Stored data
====

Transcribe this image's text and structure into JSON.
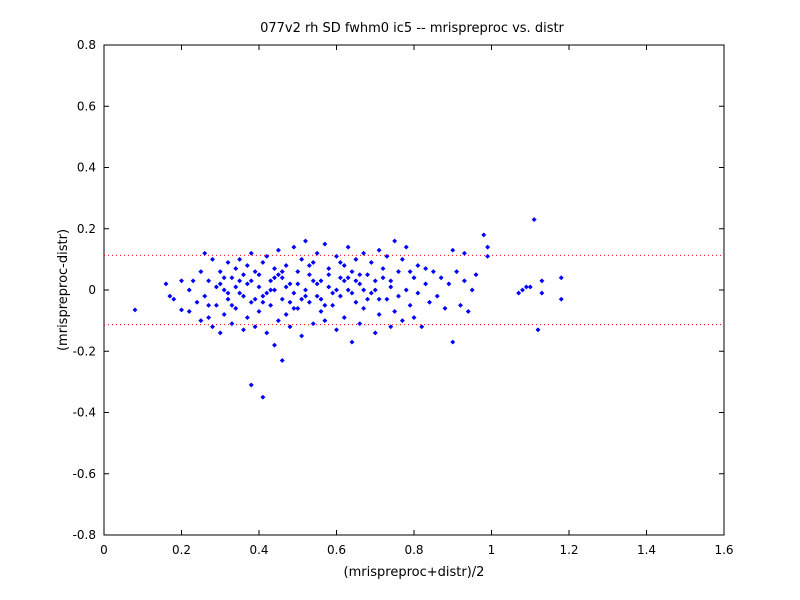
{
  "chart_data": {
    "type": "scatter",
    "title": "077v2 rh SD fwhm0 ic5 -- mrispreproc vs. distr",
    "xlabel": "(mrispreproc+distr)/2",
    "ylabel": "(mrispreproc-distr)",
    "xlim": [
      0,
      1.6
    ],
    "ylim": [
      -0.8,
      0.8
    ],
    "x_ticks": [
      0,
      0.2,
      0.4,
      0.6,
      0.8,
      1,
      1.2,
      1.4,
      1.6
    ],
    "x_tick_labels": [
      "0",
      "0.2",
      "0.4",
      "0.6",
      "0.8",
      "1",
      "1.2",
      "1.4",
      "1.6"
    ],
    "y_ticks": [
      -0.8,
      -0.6,
      -0.4,
      -0.2,
      0,
      0.2,
      0.4,
      0.6,
      0.8
    ],
    "y_tick_labels": [
      "-0.8",
      "-0.6",
      "-0.4",
      "-0.2",
      "0",
      "0.2",
      "0.4",
      "0.6",
      "0.8"
    ],
    "grid": false,
    "marker_color": "#0000ff",
    "reference_lines": [
      {
        "y": 0.113,
        "color": "#ff0000",
        "style": "dotted"
      },
      {
        "y": -0.113,
        "color": "#ff0000",
        "style": "dotted"
      }
    ],
    "series": [
      {
        "points": [
          [
            0.08,
            -0.065
          ],
          [
            0.16,
            0.02
          ],
          [
            0.17,
            -0.02
          ],
          [
            0.18,
            -0.03
          ],
          [
            0.2,
            0.03
          ],
          [
            0.2,
            -0.065
          ],
          [
            0.22,
            -0.07
          ],
          [
            0.22,
            0.0
          ],
          [
            0.23,
            0.03
          ],
          [
            0.24,
            -0.04
          ],
          [
            0.25,
            0.06
          ],
          [
            0.25,
            -0.1
          ],
          [
            0.26,
            0.12
          ],
          [
            0.26,
            -0.02
          ],
          [
            0.27,
            -0.09
          ],
          [
            0.27,
            0.03
          ],
          [
            0.28,
            -0.12
          ],
          [
            0.28,
            0.1
          ],
          [
            0.29,
            -0.05
          ],
          [
            0.3,
            0.06
          ],
          [
            0.3,
            -0.14
          ],
          [
            0.31,
            0.0
          ],
          [
            0.31,
            -0.08
          ],
          [
            0.32,
            0.09
          ],
          [
            0.32,
            -0.03
          ],
          [
            0.33,
            0.04
          ],
          [
            0.33,
            -0.11
          ],
          [
            0.34,
            0.07
          ],
          [
            0.34,
            -0.06
          ],
          [
            0.35,
            0.1
          ],
          [
            0.35,
            -0.01
          ],
          [
            0.36,
            -0.13
          ],
          [
            0.36,
            0.05
          ],
          [
            0.37,
            0.02
          ],
          [
            0.37,
            -0.09
          ],
          [
            0.38,
            0.12
          ],
          [
            0.38,
            -0.04
          ],
          [
            0.38,
            -0.31
          ],
          [
            0.39,
            0.06
          ],
          [
            0.39,
            -0.12
          ],
          [
            0.4,
            0.01
          ],
          [
            0.4,
            -0.07
          ],
          [
            0.41,
            -0.35
          ],
          [
            0.41,
            0.09
          ],
          [
            0.41,
            -0.02
          ],
          [
            0.42,
            0.11
          ],
          [
            0.42,
            -0.14
          ],
          [
            0.43,
            0.03
          ],
          [
            0.43,
            -0.05
          ],
          [
            0.44,
            0.07
          ],
          [
            0.44,
            -0.18
          ],
          [
            0.44,
            0.0
          ],
          [
            0.45,
            0.13
          ],
          [
            0.45,
            -0.1
          ],
          [
            0.46,
            -0.23
          ],
          [
            0.46,
            0.04
          ],
          [
            0.46,
            -0.03
          ],
          [
            0.47,
            0.08
          ],
          [
            0.47,
            -0.08
          ],
          [
            0.48,
            0.02
          ],
          [
            0.48,
            -0.12
          ],
          [
            0.49,
            0.14
          ],
          [
            0.49,
            -0.01
          ],
          [
            0.5,
            0.06
          ],
          [
            0.5,
            -0.06
          ],
          [
            0.51,
            0.1
          ],
          [
            0.51,
            -0.15
          ],
          [
            0.52,
            0.0
          ],
          [
            0.52,
            0.16
          ],
          [
            0.53,
            -0.04
          ],
          [
            0.53,
            0.05
          ],
          [
            0.54,
            -0.11
          ],
          [
            0.54,
            0.09
          ],
          [
            0.55,
            -0.02
          ],
          [
            0.55,
            0.12
          ],
          [
            0.56,
            0.03
          ],
          [
            0.56,
            -0.07
          ],
          [
            0.57,
            0.15
          ],
          [
            0.57,
            -0.1
          ],
          [
            0.58,
            0.01
          ],
          [
            0.58,
            0.07
          ],
          [
            0.59,
            -0.05
          ],
          [
            0.6,
            0.11
          ],
          [
            0.6,
            -0.13
          ],
          [
            0.61,
            0.04
          ],
          [
            0.61,
            -0.02
          ],
          [
            0.62,
            0.08
          ],
          [
            0.62,
            -0.09
          ],
          [
            0.63,
            0.14
          ],
          [
            0.63,
            0.0
          ],
          [
            0.64,
            -0.17
          ],
          [
            0.64,
            0.06
          ],
          [
            0.65,
            -0.04
          ],
          [
            0.65,
            0.1
          ],
          [
            0.66,
            0.02
          ],
          [
            0.66,
            -0.11
          ],
          [
            0.67,
            0.12
          ],
          [
            0.67,
            -0.06
          ],
          [
            0.68,
            0.05
          ],
          [
            0.69,
            -0.01
          ],
          [
            0.69,
            0.09
          ],
          [
            0.7,
            -0.14
          ],
          [
            0.7,
            0.03
          ],
          [
            0.71,
            0.13
          ],
          [
            0.71,
            -0.08
          ],
          [
            0.72,
            0.07
          ],
          [
            0.73,
            -0.03
          ],
          [
            0.73,
            0.11
          ],
          [
            0.74,
            -0.12
          ],
          [
            0.74,
            0.01
          ],
          [
            0.75,
            0.16
          ],
          [
            0.75,
            -0.07
          ],
          [
            0.76,
            0.06
          ],
          [
            0.77,
            -0.1
          ],
          [
            0.77,
            0.1
          ],
          [
            0.78,
            0.0
          ],
          [
            0.78,
            0.14
          ],
          [
            0.79,
            -0.05
          ],
          [
            0.8,
            0.04
          ],
          [
            0.8,
            -0.09
          ],
          [
            0.81,
            0.08
          ],
          [
            0.82,
            -0.12
          ],
          [
            0.83,
            0.02
          ],
          [
            0.83,
            0.07
          ],
          [
            0.84,
            -0.04
          ],
          [
            0.85,
            0.06
          ],
          [
            0.86,
            -0.02
          ],
          [
            0.87,
            0.04
          ],
          [
            0.88,
            -0.06
          ],
          [
            0.89,
            0.02
          ],
          [
            0.9,
            0.13
          ],
          [
            0.9,
            -0.17
          ],
          [
            0.91,
            0.06
          ],
          [
            0.92,
            -0.05
          ],
          [
            0.93,
            0.12
          ],
          [
            0.93,
            0.03
          ],
          [
            0.94,
            -0.07
          ],
          [
            0.95,
            0.0
          ],
          [
            0.96,
            0.05
          ],
          [
            0.98,
            0.18
          ],
          [
            0.99,
            0.14
          ],
          [
            0.99,
            0.11
          ],
          [
            1.07,
            -0.01
          ],
          [
            1.08,
            0.0
          ],
          [
            1.09,
            0.01
          ],
          [
            1.1,
            0.01
          ],
          [
            1.11,
            0.23
          ],
          [
            1.12,
            -0.13
          ],
          [
            1.13,
            0.03
          ],
          [
            1.13,
            -0.01
          ],
          [
            1.18,
            0.04
          ],
          [
            1.18,
            -0.03
          ],
          [
            0.3,
            0.02
          ],
          [
            0.32,
            -0.01
          ],
          [
            0.34,
            0.01
          ],
          [
            0.36,
            -0.02
          ],
          [
            0.38,
            0.03
          ],
          [
            0.4,
            0.05
          ],
          [
            0.42,
            -0.01
          ],
          [
            0.44,
            0.04
          ],
          [
            0.46,
            0.06
          ],
          [
            0.48,
            -0.04
          ],
          [
            0.5,
            0.02
          ],
          [
            0.52,
            -0.02
          ],
          [
            0.54,
            0.03
          ],
          [
            0.56,
            -0.03
          ],
          [
            0.58,
            0.05
          ],
          [
            0.6,
            0.0
          ],
          [
            0.62,
            0.03
          ],
          [
            0.64,
            -0.01
          ],
          [
            0.66,
            0.05
          ],
          [
            0.68,
            -0.03
          ],
          [
            0.7,
            0.0
          ],
          [
            0.72,
            0.04
          ],
          [
            0.74,
            0.03
          ],
          [
            0.76,
            -0.02
          ],
          [
            0.35,
            0.03
          ],
          [
            0.39,
            -0.03
          ],
          [
            0.43,
            0.0
          ],
          [
            0.47,
            0.01
          ],
          [
            0.51,
            -0.03
          ],
          [
            0.55,
            0.02
          ],
          [
            0.59,
            -0.01
          ],
          [
            0.63,
            0.04
          ],
          [
            0.67,
            0.0
          ],
          [
            0.71,
            -0.03
          ],
          [
            0.45,
            0.05
          ],
          [
            0.49,
            -0.06
          ],
          [
            0.53,
            0.08
          ],
          [
            0.57,
            -0.05
          ],
          [
            0.61,
            0.09
          ],
          [
            0.65,
            0.03
          ],
          [
            0.41,
            -0.04
          ],
          [
            0.37,
            0.08
          ],
          [
            0.33,
            -0.05
          ],
          [
            0.29,
            0.01
          ],
          [
            0.27,
            -0.05
          ],
          [
            0.31,
            0.04
          ],
          [
            0.79,
            0.06
          ],
          [
            0.81,
            -0.01
          ]
        ]
      }
    ]
  }
}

====

## SHORT TASK
Copy out each line in the listing that has the word "mrispreproc".

## RESULT BELOW
    "title": "077v2 rh SD fwhm0 ic5 -- mrispreproc vs. distr",
    "xlabel": "(mrispreproc+distr)/2",
    "ylabel": "(mrispreproc-distr)",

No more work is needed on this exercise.